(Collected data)
■ ■ ■ ■ ■
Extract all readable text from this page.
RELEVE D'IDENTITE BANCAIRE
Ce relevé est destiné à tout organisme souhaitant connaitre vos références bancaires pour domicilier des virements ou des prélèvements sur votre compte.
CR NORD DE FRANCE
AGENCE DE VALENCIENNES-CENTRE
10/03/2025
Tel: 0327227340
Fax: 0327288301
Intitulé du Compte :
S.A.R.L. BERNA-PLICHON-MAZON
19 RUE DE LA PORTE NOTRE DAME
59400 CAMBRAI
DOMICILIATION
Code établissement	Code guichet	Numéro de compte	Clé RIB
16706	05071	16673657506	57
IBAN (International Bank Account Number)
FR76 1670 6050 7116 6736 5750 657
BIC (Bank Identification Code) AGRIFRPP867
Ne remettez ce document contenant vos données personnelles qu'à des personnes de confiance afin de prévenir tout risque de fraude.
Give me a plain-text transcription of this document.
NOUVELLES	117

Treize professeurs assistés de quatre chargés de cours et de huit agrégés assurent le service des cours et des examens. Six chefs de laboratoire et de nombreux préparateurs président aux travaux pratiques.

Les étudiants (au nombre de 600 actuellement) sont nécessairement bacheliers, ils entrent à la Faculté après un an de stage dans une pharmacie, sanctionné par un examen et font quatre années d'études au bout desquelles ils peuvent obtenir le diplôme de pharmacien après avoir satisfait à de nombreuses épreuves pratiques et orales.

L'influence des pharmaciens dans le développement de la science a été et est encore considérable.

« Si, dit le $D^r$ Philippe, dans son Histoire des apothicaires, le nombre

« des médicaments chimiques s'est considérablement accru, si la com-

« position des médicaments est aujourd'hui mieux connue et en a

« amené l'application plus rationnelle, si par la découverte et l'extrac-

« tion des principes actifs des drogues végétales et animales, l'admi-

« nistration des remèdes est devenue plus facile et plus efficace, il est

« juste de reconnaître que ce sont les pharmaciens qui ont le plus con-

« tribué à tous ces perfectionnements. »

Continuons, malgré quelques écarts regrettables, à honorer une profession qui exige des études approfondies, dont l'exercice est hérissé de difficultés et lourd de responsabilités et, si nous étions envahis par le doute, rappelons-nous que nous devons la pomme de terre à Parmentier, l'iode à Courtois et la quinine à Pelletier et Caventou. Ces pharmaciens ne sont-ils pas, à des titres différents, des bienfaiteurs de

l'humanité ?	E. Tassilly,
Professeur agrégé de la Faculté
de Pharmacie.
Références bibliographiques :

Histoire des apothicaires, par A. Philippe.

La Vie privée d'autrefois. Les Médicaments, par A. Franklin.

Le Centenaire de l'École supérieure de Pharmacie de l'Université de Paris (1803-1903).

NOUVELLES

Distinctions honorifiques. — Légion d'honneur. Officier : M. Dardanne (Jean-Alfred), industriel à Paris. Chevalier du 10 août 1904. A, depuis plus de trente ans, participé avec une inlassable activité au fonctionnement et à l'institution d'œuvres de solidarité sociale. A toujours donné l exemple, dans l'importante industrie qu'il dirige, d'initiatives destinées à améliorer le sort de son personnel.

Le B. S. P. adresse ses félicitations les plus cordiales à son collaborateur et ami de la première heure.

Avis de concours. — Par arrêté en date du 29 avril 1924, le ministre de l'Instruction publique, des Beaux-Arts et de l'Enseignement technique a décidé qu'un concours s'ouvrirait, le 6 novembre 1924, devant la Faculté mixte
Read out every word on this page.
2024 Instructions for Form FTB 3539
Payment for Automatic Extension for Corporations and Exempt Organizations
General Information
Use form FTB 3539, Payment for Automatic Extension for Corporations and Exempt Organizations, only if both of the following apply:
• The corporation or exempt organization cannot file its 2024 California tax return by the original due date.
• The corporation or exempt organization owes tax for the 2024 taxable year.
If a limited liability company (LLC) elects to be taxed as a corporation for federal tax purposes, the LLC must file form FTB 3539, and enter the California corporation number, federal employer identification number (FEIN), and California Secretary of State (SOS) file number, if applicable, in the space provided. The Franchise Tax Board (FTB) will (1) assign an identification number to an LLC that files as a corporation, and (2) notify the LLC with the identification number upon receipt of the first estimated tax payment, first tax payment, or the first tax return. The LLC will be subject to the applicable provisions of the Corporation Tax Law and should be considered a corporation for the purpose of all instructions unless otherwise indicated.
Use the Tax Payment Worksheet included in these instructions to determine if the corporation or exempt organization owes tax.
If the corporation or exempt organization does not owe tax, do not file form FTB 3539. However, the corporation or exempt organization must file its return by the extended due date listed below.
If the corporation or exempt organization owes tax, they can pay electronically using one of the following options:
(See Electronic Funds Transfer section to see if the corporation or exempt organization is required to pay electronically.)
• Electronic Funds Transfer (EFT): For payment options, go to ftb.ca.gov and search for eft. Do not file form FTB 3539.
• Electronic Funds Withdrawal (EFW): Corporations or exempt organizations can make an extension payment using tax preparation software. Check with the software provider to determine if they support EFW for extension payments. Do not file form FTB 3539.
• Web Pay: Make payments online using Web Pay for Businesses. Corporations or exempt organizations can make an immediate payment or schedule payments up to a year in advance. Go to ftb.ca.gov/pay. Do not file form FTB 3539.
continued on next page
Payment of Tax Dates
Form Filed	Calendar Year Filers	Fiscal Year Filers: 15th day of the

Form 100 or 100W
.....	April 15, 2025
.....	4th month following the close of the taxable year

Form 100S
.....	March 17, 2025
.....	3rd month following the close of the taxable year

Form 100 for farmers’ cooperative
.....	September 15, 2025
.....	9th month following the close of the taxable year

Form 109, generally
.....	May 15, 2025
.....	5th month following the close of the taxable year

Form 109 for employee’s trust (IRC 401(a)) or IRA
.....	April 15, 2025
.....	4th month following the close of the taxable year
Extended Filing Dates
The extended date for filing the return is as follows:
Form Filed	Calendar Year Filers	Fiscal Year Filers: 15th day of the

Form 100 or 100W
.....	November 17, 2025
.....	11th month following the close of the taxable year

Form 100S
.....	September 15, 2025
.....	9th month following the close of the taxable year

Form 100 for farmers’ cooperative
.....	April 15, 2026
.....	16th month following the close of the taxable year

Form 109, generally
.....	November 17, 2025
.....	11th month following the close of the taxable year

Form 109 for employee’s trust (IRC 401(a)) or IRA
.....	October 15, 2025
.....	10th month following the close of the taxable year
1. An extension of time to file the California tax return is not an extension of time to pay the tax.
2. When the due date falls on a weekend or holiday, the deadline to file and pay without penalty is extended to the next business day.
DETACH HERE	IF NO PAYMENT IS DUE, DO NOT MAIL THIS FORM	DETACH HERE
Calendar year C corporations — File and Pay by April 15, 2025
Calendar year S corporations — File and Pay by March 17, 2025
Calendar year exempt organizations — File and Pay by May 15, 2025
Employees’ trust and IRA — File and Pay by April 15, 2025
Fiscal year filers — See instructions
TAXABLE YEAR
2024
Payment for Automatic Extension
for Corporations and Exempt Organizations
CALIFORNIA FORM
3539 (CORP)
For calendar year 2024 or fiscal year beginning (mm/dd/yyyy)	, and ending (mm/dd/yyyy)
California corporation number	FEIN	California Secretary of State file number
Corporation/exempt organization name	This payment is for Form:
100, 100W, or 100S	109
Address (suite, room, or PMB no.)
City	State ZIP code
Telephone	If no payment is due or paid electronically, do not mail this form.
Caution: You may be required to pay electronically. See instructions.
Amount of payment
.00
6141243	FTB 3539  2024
■ ■ ■ ■ ■
* _Goal of the exercise_
Return every line of the preceding records in which the word "April" appears.

* _The result_
.....	April 15, 2025
.....	April 15, 2025
.....	April 15, 2026
Calendar year C corporations — File and Pay by April 15, 2025
Employees’ trust and IRA — File and Pay by April 15, 2025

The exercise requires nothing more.